Written problem :: Identify and pull out each line of the entries in which "subtitle" occurs.

Listing ::
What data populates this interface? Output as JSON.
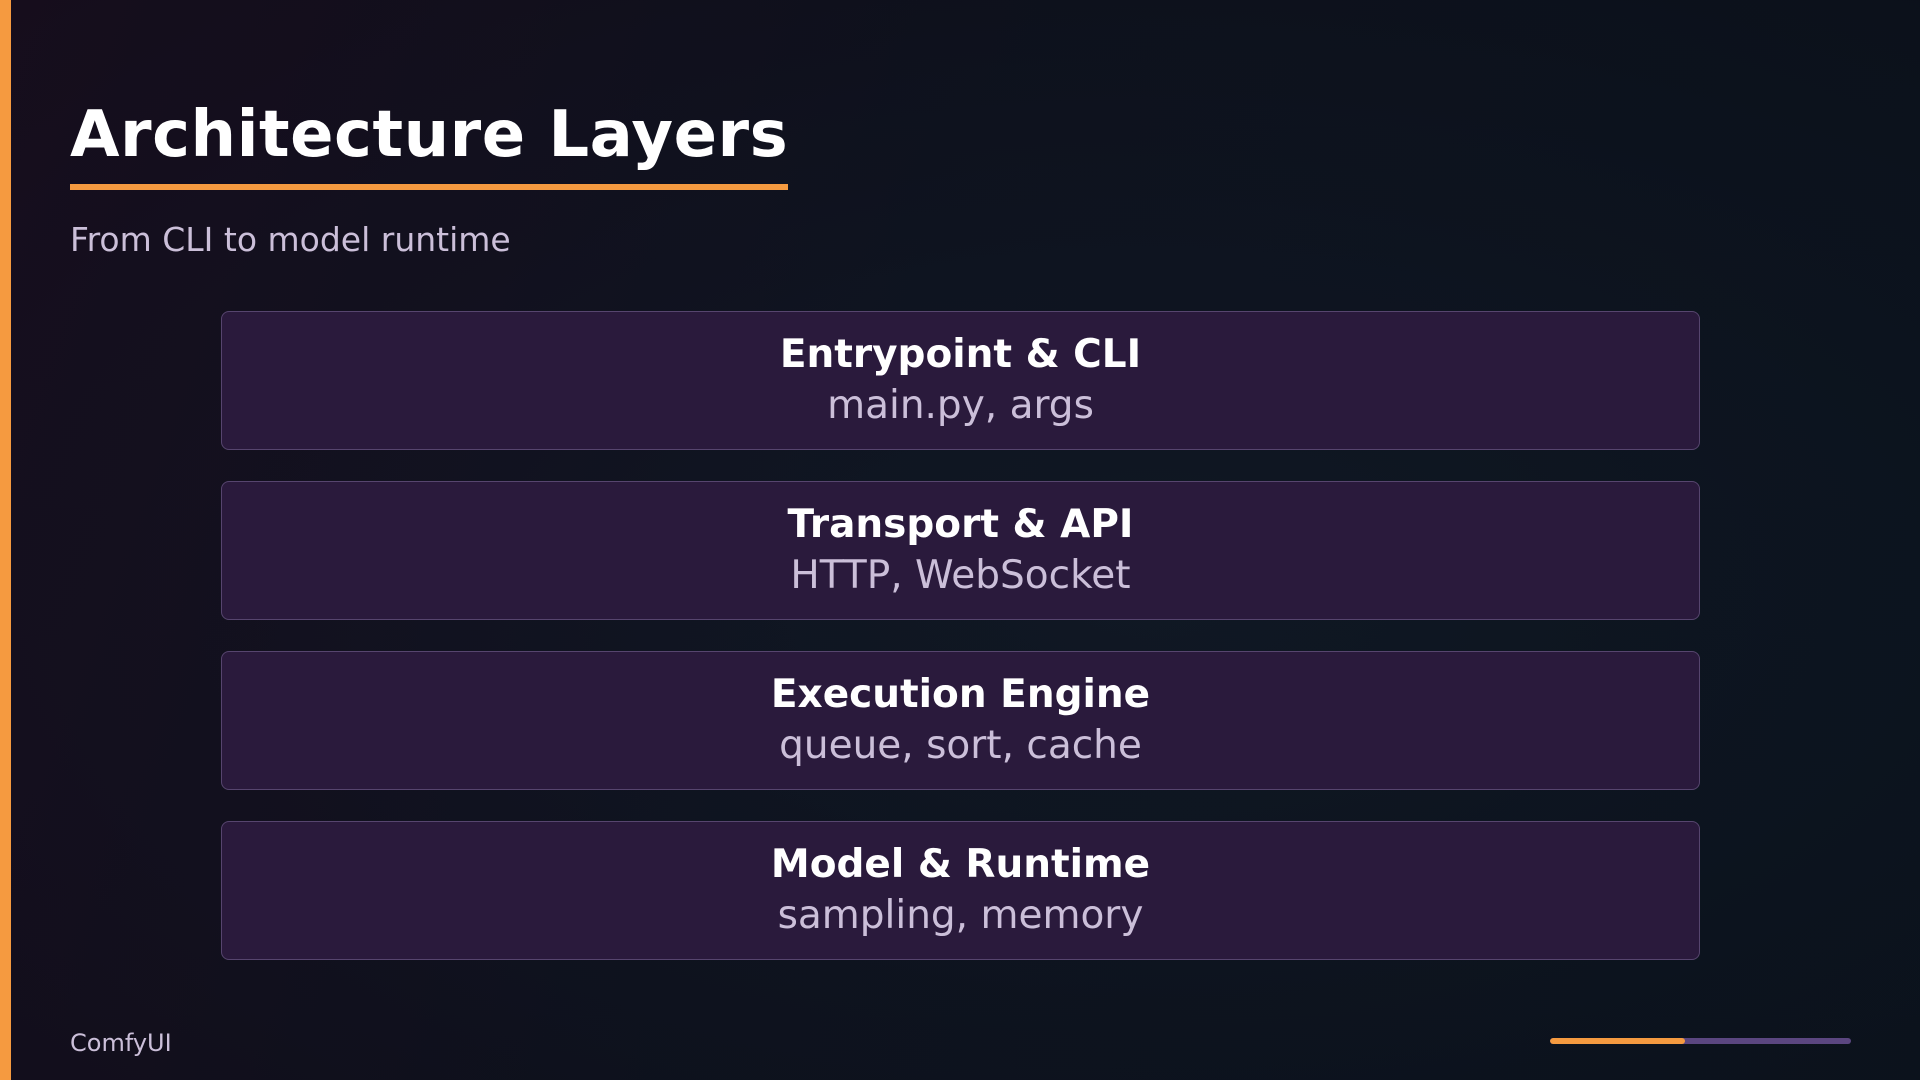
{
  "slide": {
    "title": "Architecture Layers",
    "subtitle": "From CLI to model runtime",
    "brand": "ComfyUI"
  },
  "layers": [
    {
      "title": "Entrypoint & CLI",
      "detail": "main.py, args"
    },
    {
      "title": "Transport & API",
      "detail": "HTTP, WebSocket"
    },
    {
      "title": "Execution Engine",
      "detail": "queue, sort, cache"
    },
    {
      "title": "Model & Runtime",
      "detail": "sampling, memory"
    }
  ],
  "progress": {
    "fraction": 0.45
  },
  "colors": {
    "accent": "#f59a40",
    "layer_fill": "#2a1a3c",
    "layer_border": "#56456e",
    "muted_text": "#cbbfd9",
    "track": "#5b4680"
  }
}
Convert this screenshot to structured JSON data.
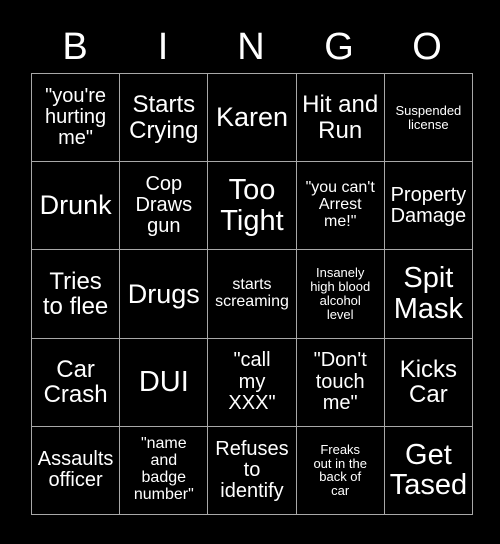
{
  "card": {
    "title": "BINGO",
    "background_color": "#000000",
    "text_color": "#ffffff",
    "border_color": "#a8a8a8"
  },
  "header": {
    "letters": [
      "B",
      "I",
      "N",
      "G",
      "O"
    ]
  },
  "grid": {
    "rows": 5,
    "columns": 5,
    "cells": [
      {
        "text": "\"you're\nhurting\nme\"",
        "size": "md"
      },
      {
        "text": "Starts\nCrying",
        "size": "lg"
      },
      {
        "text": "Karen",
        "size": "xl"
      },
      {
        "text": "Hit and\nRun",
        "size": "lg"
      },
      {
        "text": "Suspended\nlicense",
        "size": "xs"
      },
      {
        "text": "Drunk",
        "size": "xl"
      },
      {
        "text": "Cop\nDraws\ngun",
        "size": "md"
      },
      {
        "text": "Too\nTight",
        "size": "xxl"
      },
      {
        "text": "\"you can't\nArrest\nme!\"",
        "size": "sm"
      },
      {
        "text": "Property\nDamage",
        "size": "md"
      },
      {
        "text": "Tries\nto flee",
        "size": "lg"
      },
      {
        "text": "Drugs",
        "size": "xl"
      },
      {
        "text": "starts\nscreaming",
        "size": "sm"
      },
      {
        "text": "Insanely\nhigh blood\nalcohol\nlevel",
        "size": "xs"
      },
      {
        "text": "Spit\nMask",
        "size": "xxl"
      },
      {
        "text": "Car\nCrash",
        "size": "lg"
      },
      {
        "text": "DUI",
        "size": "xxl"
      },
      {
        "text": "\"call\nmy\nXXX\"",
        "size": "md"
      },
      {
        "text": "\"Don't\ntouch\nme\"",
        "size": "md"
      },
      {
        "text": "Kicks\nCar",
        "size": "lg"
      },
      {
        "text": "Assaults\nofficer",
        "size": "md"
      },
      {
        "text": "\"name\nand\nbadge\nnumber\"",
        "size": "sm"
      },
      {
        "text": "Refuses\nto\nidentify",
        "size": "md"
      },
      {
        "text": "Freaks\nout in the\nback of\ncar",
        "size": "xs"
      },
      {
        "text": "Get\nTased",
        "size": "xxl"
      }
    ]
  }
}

--

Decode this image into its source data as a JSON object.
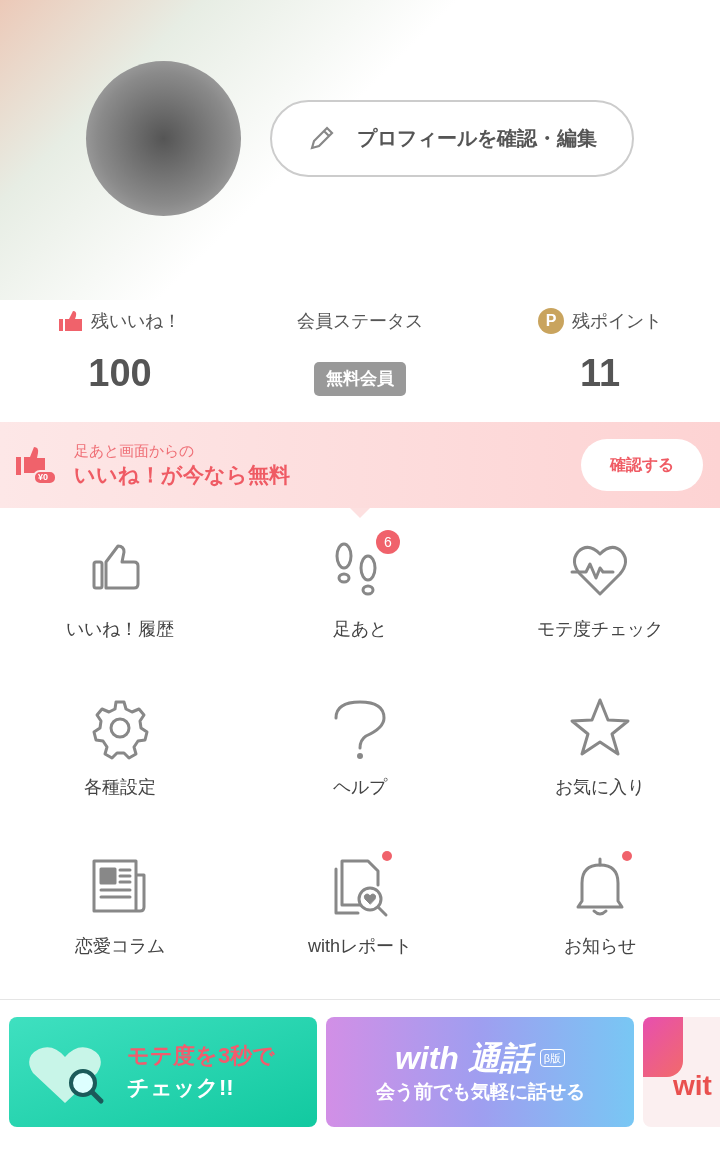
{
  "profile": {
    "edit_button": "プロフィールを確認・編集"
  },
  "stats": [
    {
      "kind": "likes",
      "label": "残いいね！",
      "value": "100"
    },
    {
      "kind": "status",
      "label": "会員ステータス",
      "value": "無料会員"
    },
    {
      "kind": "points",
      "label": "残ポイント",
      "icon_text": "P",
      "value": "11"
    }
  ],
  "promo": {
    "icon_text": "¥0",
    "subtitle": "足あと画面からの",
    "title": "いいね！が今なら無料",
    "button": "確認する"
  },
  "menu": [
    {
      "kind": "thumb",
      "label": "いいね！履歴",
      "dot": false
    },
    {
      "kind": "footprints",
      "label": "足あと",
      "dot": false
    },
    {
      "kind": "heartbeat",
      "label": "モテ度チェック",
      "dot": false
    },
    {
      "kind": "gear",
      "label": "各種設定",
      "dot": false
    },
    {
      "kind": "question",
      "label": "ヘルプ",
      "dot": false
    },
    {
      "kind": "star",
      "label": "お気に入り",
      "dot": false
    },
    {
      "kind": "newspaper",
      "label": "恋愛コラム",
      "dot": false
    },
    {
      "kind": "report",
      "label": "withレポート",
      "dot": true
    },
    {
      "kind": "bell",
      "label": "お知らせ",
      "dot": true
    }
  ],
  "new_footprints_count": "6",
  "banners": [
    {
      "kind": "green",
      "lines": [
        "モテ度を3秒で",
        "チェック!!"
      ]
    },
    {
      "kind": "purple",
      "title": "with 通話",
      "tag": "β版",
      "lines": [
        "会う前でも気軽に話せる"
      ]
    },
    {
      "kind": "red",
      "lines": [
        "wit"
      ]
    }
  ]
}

==

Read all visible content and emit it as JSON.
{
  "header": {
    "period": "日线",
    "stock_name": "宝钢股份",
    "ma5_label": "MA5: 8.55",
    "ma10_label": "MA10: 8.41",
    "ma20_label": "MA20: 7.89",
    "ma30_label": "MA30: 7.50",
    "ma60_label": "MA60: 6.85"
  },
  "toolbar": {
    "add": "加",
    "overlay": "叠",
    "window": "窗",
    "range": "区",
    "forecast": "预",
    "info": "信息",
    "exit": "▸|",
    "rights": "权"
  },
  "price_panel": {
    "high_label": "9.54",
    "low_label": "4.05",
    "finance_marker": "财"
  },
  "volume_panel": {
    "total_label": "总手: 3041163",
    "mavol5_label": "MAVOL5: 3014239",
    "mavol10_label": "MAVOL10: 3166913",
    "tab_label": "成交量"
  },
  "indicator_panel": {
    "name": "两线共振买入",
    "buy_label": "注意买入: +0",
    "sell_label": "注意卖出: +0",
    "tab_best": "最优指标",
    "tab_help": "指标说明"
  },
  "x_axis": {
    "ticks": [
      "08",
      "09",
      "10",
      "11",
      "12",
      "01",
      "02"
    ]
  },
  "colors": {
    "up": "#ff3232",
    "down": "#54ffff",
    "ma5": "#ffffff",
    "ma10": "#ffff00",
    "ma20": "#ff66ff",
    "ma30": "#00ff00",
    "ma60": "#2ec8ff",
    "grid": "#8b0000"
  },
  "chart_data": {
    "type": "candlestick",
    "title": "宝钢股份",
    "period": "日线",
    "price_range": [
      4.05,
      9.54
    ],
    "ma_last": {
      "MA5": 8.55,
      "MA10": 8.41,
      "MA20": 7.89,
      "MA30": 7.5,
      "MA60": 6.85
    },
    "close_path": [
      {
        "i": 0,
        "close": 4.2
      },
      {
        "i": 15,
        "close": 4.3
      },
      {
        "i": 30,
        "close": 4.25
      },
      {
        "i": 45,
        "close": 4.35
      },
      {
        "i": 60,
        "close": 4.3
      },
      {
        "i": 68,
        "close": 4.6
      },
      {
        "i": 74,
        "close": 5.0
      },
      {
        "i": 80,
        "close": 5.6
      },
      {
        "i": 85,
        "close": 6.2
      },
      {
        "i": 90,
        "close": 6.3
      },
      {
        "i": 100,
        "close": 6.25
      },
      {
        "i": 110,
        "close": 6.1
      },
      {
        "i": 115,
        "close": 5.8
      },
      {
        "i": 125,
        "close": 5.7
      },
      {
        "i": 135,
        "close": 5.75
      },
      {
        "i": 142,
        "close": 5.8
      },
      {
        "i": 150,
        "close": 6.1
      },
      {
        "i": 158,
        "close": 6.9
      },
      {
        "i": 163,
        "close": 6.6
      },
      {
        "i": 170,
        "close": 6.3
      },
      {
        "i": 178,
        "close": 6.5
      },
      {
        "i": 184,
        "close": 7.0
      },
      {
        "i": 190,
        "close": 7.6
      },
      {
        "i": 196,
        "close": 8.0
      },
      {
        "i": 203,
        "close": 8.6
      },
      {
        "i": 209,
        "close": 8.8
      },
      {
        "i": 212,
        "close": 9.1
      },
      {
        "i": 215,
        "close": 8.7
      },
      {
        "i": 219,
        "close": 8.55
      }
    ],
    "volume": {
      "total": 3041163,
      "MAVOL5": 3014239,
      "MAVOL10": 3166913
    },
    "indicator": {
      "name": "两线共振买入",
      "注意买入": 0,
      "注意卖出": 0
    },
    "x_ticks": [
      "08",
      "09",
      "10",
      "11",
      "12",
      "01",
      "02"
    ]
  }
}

Exercise result ::
    "subtitle": "From CLI to model runtime",
    "subtitle": "足あと画面からの",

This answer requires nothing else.